Start of RECORDS FOR THE TASK
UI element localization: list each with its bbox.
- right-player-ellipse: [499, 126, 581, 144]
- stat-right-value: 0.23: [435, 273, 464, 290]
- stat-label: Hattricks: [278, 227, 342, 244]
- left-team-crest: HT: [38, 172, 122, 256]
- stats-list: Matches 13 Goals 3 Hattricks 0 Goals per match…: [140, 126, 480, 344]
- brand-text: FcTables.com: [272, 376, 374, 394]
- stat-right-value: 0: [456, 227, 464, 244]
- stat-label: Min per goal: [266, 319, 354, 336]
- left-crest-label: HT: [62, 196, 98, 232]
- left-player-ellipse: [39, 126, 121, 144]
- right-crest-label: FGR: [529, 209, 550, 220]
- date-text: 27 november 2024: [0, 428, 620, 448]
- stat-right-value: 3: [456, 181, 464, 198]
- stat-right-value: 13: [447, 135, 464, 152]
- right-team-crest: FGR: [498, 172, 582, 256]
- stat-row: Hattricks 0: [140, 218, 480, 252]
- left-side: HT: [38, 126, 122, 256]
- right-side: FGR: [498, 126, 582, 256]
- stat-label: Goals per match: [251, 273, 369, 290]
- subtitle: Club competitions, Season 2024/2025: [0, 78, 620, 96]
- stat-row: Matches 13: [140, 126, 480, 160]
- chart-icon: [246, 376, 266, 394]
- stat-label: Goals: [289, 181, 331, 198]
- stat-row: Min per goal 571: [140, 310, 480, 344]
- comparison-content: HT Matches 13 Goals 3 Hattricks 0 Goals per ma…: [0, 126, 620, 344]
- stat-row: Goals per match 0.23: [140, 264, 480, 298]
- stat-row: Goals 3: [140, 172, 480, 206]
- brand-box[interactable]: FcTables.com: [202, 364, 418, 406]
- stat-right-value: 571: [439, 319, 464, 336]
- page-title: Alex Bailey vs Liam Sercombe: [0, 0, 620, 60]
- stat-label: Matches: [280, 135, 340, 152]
End of RECORDS FOR THE TASK
WRITTEN REQUEST:
Reproduce the listing above line for line, leaving every character unchanged.

THE RESPONSE:
UI element localization: list each with its bbox.
- right-player-ellipse: [499, 126, 581, 144]
- stat-right-value: 0.23: [435, 273, 464, 290]
- stat-label: Hattricks: [278, 227, 342, 244]
- left-team-crest: HT: [38, 172, 122, 256]
- stats-list: Matches 13 Goals 3 Hattricks 0 Goals per match…: [140, 126, 480, 344]
- brand-text: FcTables.com: [272, 376, 374, 394]
- stat-right-value: 0: [456, 227, 464, 244]
- stat-label: Min per goal: [266, 319, 354, 336]
- left-crest-label: HT: [62, 196, 98, 232]
- left-player-ellipse: [39, 126, 121, 144]
- right-crest-label: FGR: [529, 209, 550, 220]
- date-text: 27 november 2024: [0, 428, 620, 448]
- stat-right-value: 3: [456, 181, 464, 198]
- stat-right-value: 13: [447, 135, 464, 152]
- right-team-crest: FGR: [498, 172, 582, 256]
- stat-row: Hattricks 0: [140, 218, 480, 252]
- left-side: HT: [38, 126, 122, 256]
- right-side: FGR: [498, 126, 582, 256]
- stat-label: Goals per match: [251, 273, 369, 290]
- subtitle: Club competitions, Season 2024/2025: [0, 78, 620, 96]
- stat-row: Matches 13: [140, 126, 480, 160]
- chart-icon: [246, 376, 266, 394]
- stat-label: Goals: [289, 181, 331, 198]
- stat-row: Min per goal 571: [140, 310, 480, 344]
- comparison-content: HT Matches 13 Goals 3 Hattricks 0 Goals per ma…: [0, 126, 620, 344]
- stat-row: Goals per match 0.23: [140, 264, 480, 298]
- stat-row: Goals 3: [140, 172, 480, 206]
- brand-box[interactable]: FcTables.com: [202, 364, 418, 406]
- stat-right-value: 571: [439, 319, 464, 336]
- page-title: Alex Bailey vs Liam Sercombe: [0, 0, 620, 60]
- stat-label: Matches: [280, 135, 340, 152]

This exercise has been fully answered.